# start of Given records

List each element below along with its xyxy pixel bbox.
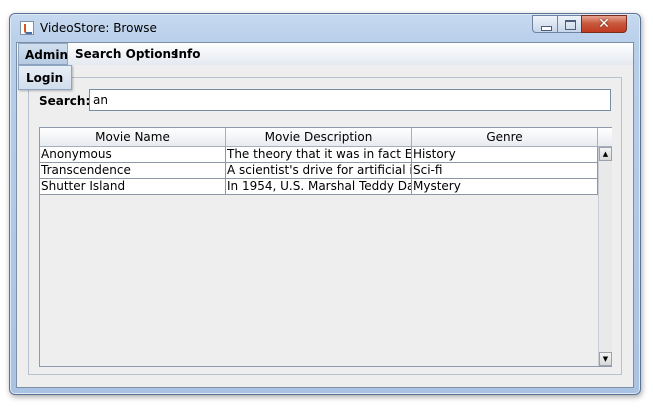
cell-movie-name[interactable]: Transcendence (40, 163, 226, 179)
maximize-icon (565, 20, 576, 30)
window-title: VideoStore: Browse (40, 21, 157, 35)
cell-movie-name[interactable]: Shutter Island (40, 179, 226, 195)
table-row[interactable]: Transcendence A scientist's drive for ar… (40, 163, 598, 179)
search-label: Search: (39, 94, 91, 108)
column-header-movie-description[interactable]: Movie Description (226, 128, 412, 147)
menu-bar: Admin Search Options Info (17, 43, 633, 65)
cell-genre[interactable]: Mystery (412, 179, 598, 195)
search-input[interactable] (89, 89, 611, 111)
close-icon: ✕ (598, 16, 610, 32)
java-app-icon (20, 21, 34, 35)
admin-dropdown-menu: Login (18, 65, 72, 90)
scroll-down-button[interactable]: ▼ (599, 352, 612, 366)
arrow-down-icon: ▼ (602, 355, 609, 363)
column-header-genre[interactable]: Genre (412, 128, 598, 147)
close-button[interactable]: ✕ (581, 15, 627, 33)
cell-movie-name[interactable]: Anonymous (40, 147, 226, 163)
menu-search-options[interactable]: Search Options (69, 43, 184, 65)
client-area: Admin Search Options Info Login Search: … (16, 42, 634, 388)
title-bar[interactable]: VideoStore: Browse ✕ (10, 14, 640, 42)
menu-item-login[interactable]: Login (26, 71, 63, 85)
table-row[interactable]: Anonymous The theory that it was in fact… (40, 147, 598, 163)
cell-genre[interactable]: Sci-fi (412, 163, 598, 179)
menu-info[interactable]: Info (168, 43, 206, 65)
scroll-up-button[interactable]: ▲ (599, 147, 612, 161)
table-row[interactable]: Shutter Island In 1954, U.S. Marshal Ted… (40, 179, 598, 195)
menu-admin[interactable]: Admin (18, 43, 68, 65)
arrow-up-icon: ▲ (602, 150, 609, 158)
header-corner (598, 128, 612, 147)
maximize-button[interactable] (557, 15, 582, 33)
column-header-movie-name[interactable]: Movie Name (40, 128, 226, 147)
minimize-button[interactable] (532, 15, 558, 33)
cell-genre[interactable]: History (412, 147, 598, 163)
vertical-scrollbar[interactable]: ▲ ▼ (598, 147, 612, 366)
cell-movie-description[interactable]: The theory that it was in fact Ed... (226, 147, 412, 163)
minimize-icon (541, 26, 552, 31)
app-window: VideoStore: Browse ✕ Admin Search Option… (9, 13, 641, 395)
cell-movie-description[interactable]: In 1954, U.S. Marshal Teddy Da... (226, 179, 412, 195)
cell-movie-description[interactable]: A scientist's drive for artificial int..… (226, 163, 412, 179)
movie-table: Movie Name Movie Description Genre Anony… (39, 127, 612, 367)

# end of Given records

Put every line of the material above into a numbered list, skipping any blank lines. Leave the picture out of your answer.

Solved problem.
1. List each element below along with its xyxy pixel bbox.
2. cell-movie-name[interactable]: Transcendence (40, 163, 226, 179)
3. maximize-icon (565, 20, 576, 30)
4. window-title: VideoStore: Browse (40, 21, 157, 35)
5. cell-movie-name[interactable]: Shutter Island (40, 179, 226, 195)
6. table-row[interactable]: Transcendence A scientist's drive for ar… (40, 163, 598, 179)
7. search-label: Search: (39, 94, 91, 108)
8. column-header-movie-description[interactable]: Movie Description (226, 128, 412, 147)
9. menu-bar: Admin Search Options Info (17, 43, 633, 65)
10. cell-genre[interactable]: Mystery (412, 179, 598, 195)
11. search-input[interactable] (89, 89, 611, 111)
12. close-icon: ✕ (598, 16, 610, 32)
13. java-app-icon (20, 21, 34, 35)
14. admin-dropdown-menu: Login (18, 65, 72, 90)
15. scroll-down-button[interactable]: ▼ (599, 352, 612, 366)
16. arrow-down-icon: ▼ (602, 355, 609, 363)
17. column-header-genre[interactable]: Genre (412, 128, 598, 147)
18. close-button[interactable]: ✕ (581, 15, 627, 33)
19. cell-movie-name[interactable]: Anonymous (40, 147, 226, 163)
20. menu-search-options[interactable]: Search Options (69, 43, 184, 65)
21. client-area: Admin Search Options Info Login Search: … (16, 42, 634, 388)
22. title-bar[interactable]: VideoStore: Browse ✕ (10, 14, 640, 42)
23. menu-item-login[interactable]: Login (26, 71, 63, 85)
24. table-row[interactable]: Anonymous The theory that it was in fact… (40, 147, 598, 163)
25. cell-genre[interactable]: Sci-fi (412, 163, 598, 179)
26. menu-info[interactable]: Info (168, 43, 206, 65)
27. scroll-up-button[interactable]: ▲ (599, 147, 612, 161)
28. table-row[interactable]: Shutter Island In 1954, U.S. Marshal Ted… (40, 179, 598, 195)
29. menu-admin[interactable]: Admin (18, 43, 68, 65)
30. arrow-up-icon: ▲ (602, 150, 609, 158)
31. header-corner (598, 128, 612, 147)
32. maximize-button[interactable] (557, 15, 582, 33)
33. column-header-movie-name[interactable]: Movie Name (40, 128, 226, 147)
34. minimize-button[interactable] (532, 15, 558, 33)
35. cell-genre[interactable]: History (412, 147, 598, 163)
36. vertical-scrollbar[interactable]: ▲ ▼ (598, 147, 612, 366)
37. cell-movie-description[interactable]: The theory that it was in fact Ed... (226, 147, 412, 163)
38. minimize-icon (541, 26, 552, 31)
39. app-window: VideoStore: Browse ✕ Admin Search Option… (9, 13, 641, 395)
40. cell-movie-description[interactable]: In 1954, U.S. Marshal Teddy Da... (226, 179, 412, 195)
41. cell-movie-description[interactable]: A scientist's drive for artificial int..… (226, 163, 412, 179)
42. movie-table: Movie Name Movie Description Genre Anony… (39, 127, 612, 367)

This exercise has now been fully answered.